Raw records
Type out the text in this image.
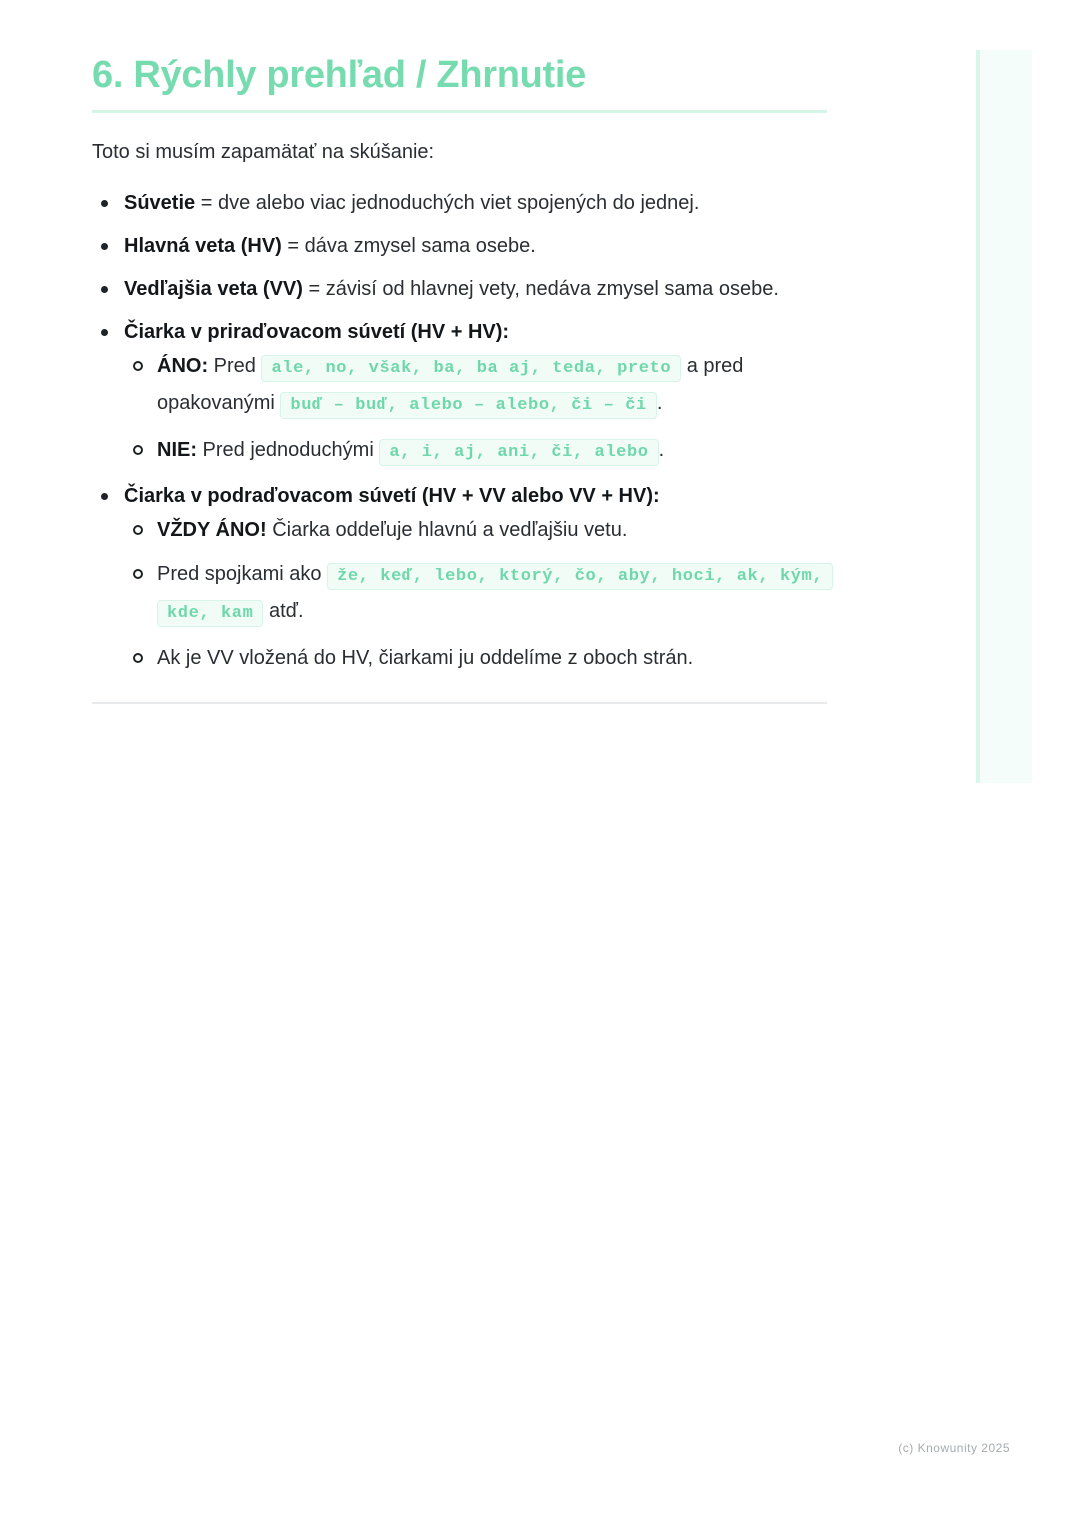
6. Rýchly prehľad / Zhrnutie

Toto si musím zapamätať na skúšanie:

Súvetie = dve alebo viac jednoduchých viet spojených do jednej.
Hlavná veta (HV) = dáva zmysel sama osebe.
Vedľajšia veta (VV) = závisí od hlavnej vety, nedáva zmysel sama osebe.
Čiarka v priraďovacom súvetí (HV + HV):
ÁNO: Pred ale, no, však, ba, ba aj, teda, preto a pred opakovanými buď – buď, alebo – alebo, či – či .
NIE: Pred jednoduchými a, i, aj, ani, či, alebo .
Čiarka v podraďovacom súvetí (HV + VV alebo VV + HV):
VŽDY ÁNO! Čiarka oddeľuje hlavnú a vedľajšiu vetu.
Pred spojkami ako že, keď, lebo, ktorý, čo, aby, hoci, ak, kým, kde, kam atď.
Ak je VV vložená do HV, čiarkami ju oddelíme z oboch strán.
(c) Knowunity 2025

==

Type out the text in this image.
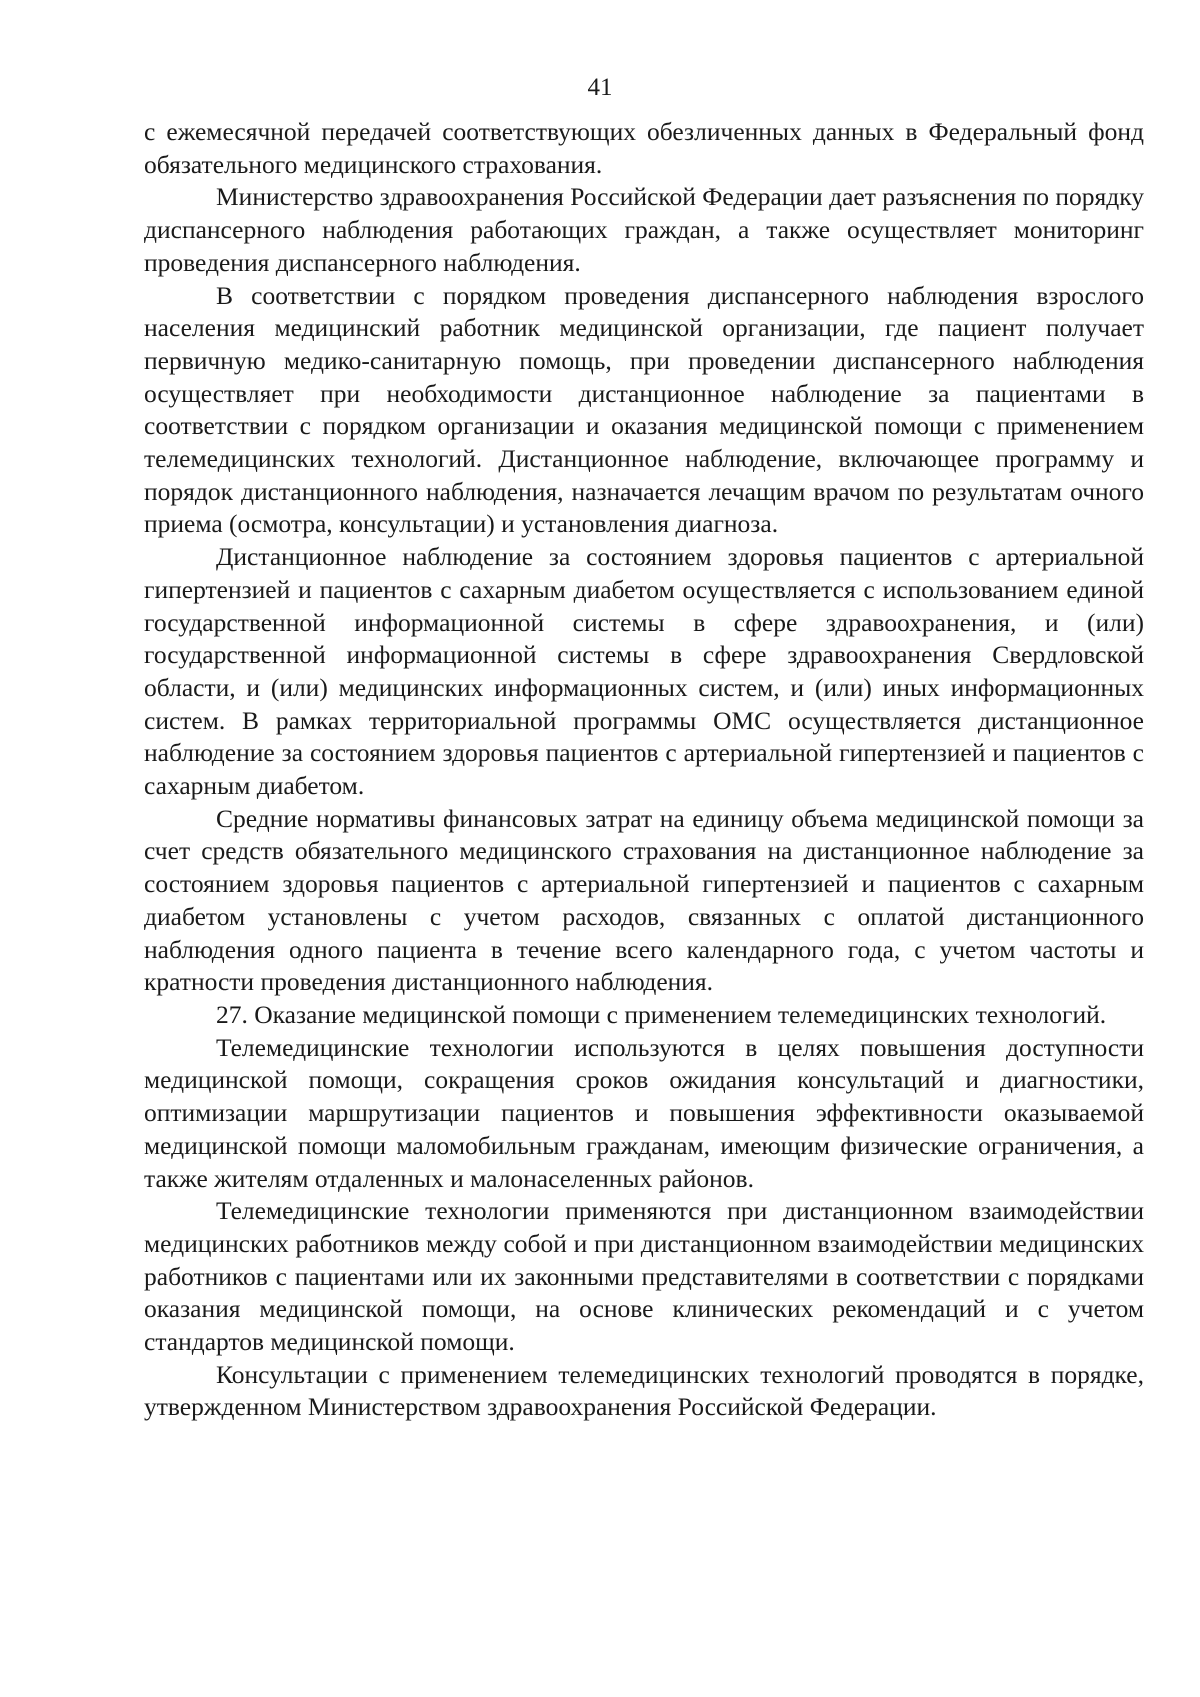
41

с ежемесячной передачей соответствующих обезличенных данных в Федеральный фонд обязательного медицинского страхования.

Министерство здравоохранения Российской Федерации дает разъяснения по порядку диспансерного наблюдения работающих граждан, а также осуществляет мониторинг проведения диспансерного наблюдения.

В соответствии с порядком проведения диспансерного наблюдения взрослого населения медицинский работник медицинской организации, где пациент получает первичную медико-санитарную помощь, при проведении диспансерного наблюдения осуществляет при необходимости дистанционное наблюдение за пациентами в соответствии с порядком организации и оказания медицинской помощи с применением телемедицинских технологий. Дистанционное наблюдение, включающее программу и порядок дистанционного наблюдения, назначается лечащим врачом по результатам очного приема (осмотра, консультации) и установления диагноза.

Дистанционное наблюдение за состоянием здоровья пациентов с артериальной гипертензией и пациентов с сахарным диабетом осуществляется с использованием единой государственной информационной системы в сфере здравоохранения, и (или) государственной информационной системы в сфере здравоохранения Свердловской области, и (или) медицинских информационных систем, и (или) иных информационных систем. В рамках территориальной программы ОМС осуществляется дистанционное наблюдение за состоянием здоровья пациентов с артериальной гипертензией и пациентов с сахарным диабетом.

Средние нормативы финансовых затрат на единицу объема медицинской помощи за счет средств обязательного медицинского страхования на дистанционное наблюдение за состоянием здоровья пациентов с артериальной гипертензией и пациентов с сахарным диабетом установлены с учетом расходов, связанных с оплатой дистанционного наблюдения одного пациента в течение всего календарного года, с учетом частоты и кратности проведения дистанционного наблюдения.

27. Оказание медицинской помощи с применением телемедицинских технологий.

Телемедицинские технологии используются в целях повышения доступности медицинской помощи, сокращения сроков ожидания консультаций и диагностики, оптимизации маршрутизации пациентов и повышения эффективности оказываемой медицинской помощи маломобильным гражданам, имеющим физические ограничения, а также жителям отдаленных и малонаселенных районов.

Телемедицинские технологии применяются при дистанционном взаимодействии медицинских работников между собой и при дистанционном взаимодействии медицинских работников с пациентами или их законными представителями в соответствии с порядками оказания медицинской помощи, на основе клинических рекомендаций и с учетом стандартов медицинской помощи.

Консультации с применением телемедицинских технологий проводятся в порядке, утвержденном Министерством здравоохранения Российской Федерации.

Written problem >>
Determine how many lines in the data above contain the string "alebo". Give nothing except the number.

Exercise solution >>
4